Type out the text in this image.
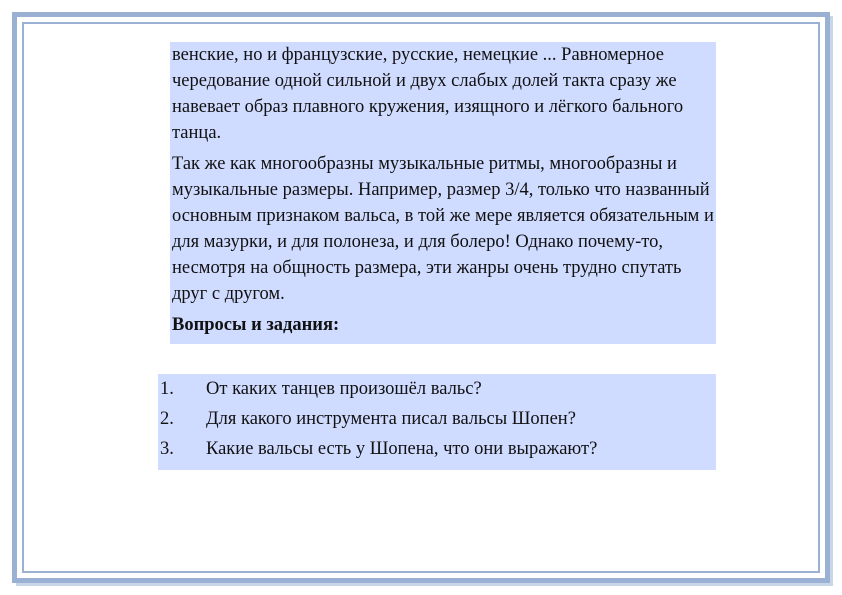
венские, но и французские, русские, немецкие ... Равномерное чередование одной сильной и двух слабых долей такта сразу же навевает образ плавного кружения, изящного и лёгкого бального танца.

Так же как многообразны музыкальные ритмы, многообразны и музыкальные размеры. Например, размер 3/4, только что названный основным признаком вальса, в той же мере является обязательным и для мазурки, и для полонеза, и для болеро! Однако почему-то, несмотря на общность размера, эти жанры очень трудно спутать друг с другом.

Вопросы и задания:
1.	От каких танцев произошёл вальс?
2.	Для какого инструмента писал вальсы Шопен?
3.	Какие вальсы есть у Шопена, что они выражают?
- - - - - - -
* AIM OF THE EXERCISE
Pictures stay out; reproduce every line of the records exactly.

* EXERCISE OUTPUT
Type out the text in this image.
венские, но и французские, русские, немецкие ... Равномерное чередование одной сильной и двух слабых долей такта сразу же навевает образ плавного кружения, изящного и лёгкого бального танца.

Так же как многообразны музыкальные ритмы, многообразны и музыкальные размеры. Например, размер 3/4, только что названный основным признаком вальса, в той же мере является обязательным и для мазурки, и для полонеза, и для болеро! Однако почему-то, несмотря на общность размера, эти жанры очень трудно спутать друг с другом.

Вопросы и задания:
1.	От каких танцев произошёл вальс?
2.	Для какого инструмента писал вальсы Шопен?
3.	Какие вальсы есть у Шопена, что они выражают?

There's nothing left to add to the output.